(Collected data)
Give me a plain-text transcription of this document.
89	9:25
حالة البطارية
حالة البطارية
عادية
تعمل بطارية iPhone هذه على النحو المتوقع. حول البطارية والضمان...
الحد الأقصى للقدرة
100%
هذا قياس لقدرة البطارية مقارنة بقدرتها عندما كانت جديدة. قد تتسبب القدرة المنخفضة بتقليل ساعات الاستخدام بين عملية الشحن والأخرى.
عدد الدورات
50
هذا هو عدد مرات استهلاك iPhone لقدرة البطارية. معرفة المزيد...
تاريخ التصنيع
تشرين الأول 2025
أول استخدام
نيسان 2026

WORK REQUIRED: Every entry should be output exactly as written, please.

TASK RESPONSE:
Give me a plain-text transcription of this document.
89	9:25
حالة البطارية
حالة البطارية
عادية
تعمل بطارية iPhone هذه على النحو المتوقع. حول البطارية والضمان...
الحد الأقصى للقدرة
100%
هذا قياس لقدرة البطارية مقارنة بقدرتها عندما كانت جديدة. قد تتسبب القدرة المنخفضة بتقليل ساعات الاستخدام بين عملية الشحن والأخرى.
عدد الدورات
50
هذا هو عدد مرات استهلاك iPhone لقدرة البطارية. معرفة المزيد...
تاريخ التصنيع
تشرين الأول 2025
أول استخدام
نيسان 2026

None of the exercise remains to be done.